* [Goal of the exercise]: Using the records below, locate all lines containing "تدمنیان" and return them.

* [Dataset extract]:

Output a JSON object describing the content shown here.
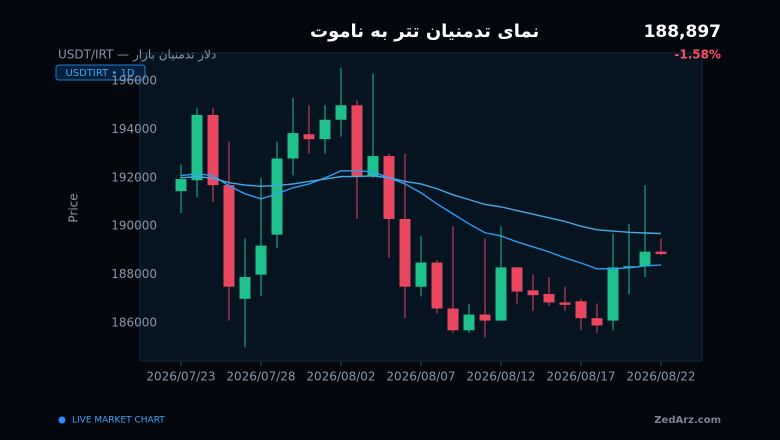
{
  "header": {
    "title": "نمای تدمنیان تتر به ناموت",
    "subtitle": "USDT/IRT — دلار تدمنیان بازار",
    "badge": "USDTIRT • 1D",
    "price": "188,897",
    "change": "-1.58%"
  },
  "footer": {
    "live": "LIVE MARKET CHART",
    "brand": "ZedArz.com"
  },
  "chart_data": {
    "type": "candlestick",
    "y_label": "Price",
    "categories": [
      "2026/07/23",
      null,
      null,
      null,
      null,
      "2026/07/28",
      null,
      null,
      null,
      null,
      "2026/08/02",
      null,
      null,
      null,
      null,
      "2026/08/07",
      null,
      null,
      null,
      null,
      "2026/08/12",
      null,
      null,
      null,
      null,
      "2026/08/17",
      null,
      null,
      null,
      null,
      "2026/08/22"
    ],
    "open": [
      191450,
      191900,
      194600,
      191700,
      187000,
      188000,
      189650,
      192800,
      193800,
      193600,
      194400,
      195000,
      192050,
      192900,
      190300,
      187500,
      188500,
      186600,
      185700,
      186350,
      186100,
      188300,
      187350,
      187200,
      186850,
      186900,
      186200,
      186100,
      188300,
      188350,
      188950
    ],
    "high": [
      192550,
      194900,
      194900,
      193500,
      189500,
      192000,
      193500,
      195300,
      195000,
      195000,
      196550,
      195200,
      196300,
      193000,
      193000,
      189600,
      188600,
      190000,
      186800,
      189500,
      190000,
      188300,
      188000,
      187900,
      187500,
      187000,
      186800,
      189700,
      190100,
      191700,
      189500
    ],
    "low": [
      190550,
      191200,
      191000,
      186100,
      185000,
      187100,
      189100,
      192100,
      193000,
      193000,
      193700,
      190300,
      192000,
      188700,
      186200,
      187100,
      186400,
      185600,
      185600,
      185400,
      186100,
      186800,
      186500,
      186700,
      186500,
      185700,
      185600,
      185700,
      187200,
      187900,
      188800
    ],
    "close": [
      191950,
      194600,
      191700,
      187500,
      187900,
      189200,
      192800,
      193850,
      193600,
      194400,
      195000,
      192050,
      192900,
      190300,
      187500,
      188500,
      186600,
      185700,
      186350,
      186100,
      188300,
      187300,
      187150,
      186850,
      186750,
      186200,
      185900,
      188300,
      188350,
      188950,
      188850
    ],
    "up_color": "#1fc08b",
    "down_color": "#e8475f",
    "lines": [
      {
        "color": "#2a9df4",
        "values": [
          192090,
          192170,
          192090,
          191670,
          191340,
          191130,
          191340,
          191590,
          191750,
          192000,
          192290,
          192290,
          192250,
          192000,
          191750,
          191380,
          190920,
          190510,
          190100,
          189730,
          189600,
          189350,
          189150,
          188940,
          188690,
          188480,
          188240,
          188240,
          188280,
          188360,
          188400
        ]
      },
      {
        "color": "#4aa8e8",
        "values": [
          192000,
          192050,
          191980,
          191800,
          191700,
          191650,
          191680,
          191750,
          191850,
          191950,
          192050,
          192060,
          192080,
          192000,
          191850,
          191750,
          191550,
          191300,
          191100,
          190900,
          190800,
          190650,
          190500,
          190350,
          190200,
          190000,
          189850,
          189800,
          189750,
          189720,
          189700
        ]
      }
    ],
    "ylim": [
      184430,
      197160
    ],
    "yticks": [
      186000,
      188000,
      190000,
      192000,
      194000,
      196000
    ]
  }
}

* [Problem solution]:
    "title": "نمای تدمنیان تتر به ناموت",
    "subtitle": "USDT/IRT — دلار تدمنیان بازار",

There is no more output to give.